• _Dataset_:
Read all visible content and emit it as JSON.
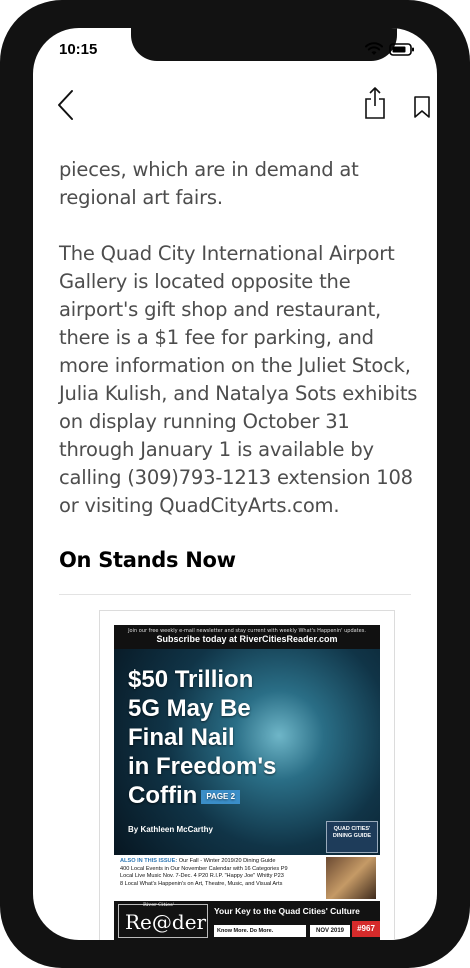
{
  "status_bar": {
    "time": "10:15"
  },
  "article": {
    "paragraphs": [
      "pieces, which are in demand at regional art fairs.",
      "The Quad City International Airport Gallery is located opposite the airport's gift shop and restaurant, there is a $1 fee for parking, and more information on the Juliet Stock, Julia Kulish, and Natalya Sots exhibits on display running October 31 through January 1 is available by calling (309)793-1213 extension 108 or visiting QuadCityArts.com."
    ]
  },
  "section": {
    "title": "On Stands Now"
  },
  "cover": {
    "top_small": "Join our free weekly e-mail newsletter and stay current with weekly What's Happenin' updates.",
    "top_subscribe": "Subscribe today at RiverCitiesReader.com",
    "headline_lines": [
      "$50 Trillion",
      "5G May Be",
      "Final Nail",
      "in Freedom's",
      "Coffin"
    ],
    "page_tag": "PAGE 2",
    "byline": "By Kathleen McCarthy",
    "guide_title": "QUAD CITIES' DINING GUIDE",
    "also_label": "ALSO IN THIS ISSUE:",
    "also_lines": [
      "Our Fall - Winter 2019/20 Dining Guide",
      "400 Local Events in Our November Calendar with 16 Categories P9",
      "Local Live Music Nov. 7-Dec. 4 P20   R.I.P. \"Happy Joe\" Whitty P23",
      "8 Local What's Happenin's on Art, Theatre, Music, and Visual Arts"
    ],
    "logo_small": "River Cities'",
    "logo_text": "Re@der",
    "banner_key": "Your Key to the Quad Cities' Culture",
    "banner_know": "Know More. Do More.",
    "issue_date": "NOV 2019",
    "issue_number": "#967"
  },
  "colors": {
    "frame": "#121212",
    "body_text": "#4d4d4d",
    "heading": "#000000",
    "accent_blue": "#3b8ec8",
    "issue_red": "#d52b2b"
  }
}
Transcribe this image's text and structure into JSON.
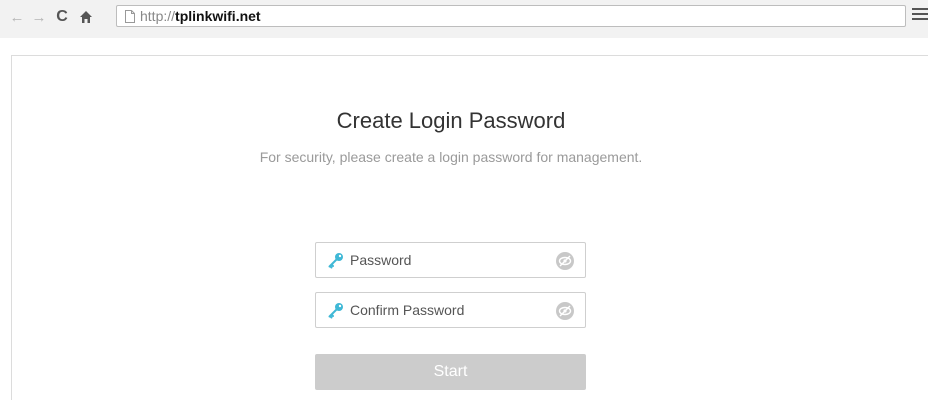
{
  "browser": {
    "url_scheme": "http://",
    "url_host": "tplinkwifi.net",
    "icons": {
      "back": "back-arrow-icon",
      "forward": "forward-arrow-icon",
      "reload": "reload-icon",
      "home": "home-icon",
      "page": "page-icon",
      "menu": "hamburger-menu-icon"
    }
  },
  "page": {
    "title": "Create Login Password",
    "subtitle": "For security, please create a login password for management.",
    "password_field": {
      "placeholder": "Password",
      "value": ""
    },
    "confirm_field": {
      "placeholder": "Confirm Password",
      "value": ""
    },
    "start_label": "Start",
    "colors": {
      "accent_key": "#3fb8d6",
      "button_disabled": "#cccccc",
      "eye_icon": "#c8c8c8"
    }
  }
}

--

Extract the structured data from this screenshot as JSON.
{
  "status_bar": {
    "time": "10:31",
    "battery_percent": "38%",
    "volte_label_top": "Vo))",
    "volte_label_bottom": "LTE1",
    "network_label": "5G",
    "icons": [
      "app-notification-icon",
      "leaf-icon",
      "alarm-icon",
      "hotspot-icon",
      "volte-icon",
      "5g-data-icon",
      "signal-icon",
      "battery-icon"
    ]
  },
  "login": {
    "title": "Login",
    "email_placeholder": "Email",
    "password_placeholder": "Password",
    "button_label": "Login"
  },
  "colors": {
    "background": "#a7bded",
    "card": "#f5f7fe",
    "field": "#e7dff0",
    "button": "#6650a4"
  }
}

• _Work to complete_:
Write out every line of the entries that holds the word "with".

• _Complete response_:
    "top_small": "Join our free weekly e-mail newsletter and stay current with weekly What's Happenin' updates.",
      "400 Local Events in Our November Calendar with 16 Categories P9",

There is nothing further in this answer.